**Data for the task:**
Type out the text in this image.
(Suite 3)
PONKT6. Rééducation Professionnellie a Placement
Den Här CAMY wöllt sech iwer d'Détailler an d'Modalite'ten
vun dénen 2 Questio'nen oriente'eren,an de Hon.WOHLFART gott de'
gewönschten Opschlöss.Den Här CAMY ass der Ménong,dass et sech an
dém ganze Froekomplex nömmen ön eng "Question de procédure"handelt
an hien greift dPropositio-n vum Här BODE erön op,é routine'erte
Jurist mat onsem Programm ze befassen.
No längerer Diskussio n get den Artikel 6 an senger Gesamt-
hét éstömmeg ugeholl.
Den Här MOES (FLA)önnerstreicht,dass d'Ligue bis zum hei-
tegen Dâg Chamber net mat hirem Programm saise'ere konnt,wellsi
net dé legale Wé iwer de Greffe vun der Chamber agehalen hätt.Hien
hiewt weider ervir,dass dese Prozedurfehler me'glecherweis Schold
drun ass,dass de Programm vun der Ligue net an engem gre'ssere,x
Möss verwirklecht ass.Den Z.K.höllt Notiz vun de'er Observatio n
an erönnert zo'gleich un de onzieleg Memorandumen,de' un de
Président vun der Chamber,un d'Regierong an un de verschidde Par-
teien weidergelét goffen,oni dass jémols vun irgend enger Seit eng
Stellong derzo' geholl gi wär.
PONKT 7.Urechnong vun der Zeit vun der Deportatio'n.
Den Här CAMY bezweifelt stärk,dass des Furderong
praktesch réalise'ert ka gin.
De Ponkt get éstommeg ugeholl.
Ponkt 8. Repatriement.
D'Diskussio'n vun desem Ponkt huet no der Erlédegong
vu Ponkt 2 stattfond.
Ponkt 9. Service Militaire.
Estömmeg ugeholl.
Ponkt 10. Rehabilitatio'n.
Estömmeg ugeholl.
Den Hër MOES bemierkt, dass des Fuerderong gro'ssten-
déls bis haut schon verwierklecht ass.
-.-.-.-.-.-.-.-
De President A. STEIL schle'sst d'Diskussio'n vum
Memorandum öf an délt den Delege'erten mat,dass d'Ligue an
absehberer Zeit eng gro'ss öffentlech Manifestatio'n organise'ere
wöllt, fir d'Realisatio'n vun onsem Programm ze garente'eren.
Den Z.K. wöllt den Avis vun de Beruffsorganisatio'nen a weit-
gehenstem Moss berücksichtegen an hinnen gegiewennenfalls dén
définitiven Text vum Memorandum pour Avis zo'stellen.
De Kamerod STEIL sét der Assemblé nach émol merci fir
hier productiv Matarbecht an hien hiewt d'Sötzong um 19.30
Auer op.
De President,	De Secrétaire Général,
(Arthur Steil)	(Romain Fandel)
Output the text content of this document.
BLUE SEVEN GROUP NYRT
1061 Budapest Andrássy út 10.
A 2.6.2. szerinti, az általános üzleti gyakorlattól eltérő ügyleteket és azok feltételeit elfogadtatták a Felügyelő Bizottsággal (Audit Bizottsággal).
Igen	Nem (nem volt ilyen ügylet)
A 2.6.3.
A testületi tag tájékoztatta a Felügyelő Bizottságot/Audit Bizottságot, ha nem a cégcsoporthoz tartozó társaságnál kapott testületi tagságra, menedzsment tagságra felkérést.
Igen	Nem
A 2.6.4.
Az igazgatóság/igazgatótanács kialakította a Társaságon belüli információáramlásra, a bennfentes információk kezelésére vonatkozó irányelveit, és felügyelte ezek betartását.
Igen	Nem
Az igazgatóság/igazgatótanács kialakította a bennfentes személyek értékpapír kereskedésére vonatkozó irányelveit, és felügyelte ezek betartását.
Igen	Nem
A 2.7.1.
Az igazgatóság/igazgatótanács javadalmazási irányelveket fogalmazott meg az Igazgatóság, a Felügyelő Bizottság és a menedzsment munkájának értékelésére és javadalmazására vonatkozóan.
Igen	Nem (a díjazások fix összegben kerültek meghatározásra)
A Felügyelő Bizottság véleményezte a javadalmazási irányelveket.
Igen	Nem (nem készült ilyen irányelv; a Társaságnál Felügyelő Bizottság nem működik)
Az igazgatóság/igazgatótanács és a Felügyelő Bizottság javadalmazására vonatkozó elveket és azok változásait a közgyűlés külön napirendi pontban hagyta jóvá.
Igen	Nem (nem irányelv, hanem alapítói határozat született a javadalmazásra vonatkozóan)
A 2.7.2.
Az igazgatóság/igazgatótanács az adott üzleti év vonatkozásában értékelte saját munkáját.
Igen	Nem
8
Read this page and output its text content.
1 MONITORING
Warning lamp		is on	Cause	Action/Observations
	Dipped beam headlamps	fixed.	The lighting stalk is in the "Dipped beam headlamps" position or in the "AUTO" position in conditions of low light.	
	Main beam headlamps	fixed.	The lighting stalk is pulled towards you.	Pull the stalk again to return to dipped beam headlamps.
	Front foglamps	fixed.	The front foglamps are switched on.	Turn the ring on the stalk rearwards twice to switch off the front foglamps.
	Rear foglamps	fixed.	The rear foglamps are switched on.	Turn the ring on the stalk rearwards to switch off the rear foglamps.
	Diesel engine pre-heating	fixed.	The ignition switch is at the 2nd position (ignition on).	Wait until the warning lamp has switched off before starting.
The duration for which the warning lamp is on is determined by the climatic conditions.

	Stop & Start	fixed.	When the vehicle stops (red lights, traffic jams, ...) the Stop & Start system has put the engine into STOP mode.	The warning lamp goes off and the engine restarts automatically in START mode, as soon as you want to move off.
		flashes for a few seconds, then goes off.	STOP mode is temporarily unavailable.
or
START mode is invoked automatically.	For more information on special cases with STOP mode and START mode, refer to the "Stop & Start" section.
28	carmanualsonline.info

**Task brief:** Find every line in the entries that includes the word "ugeholl", then state how many there are and nothing else.

**Result below:** 4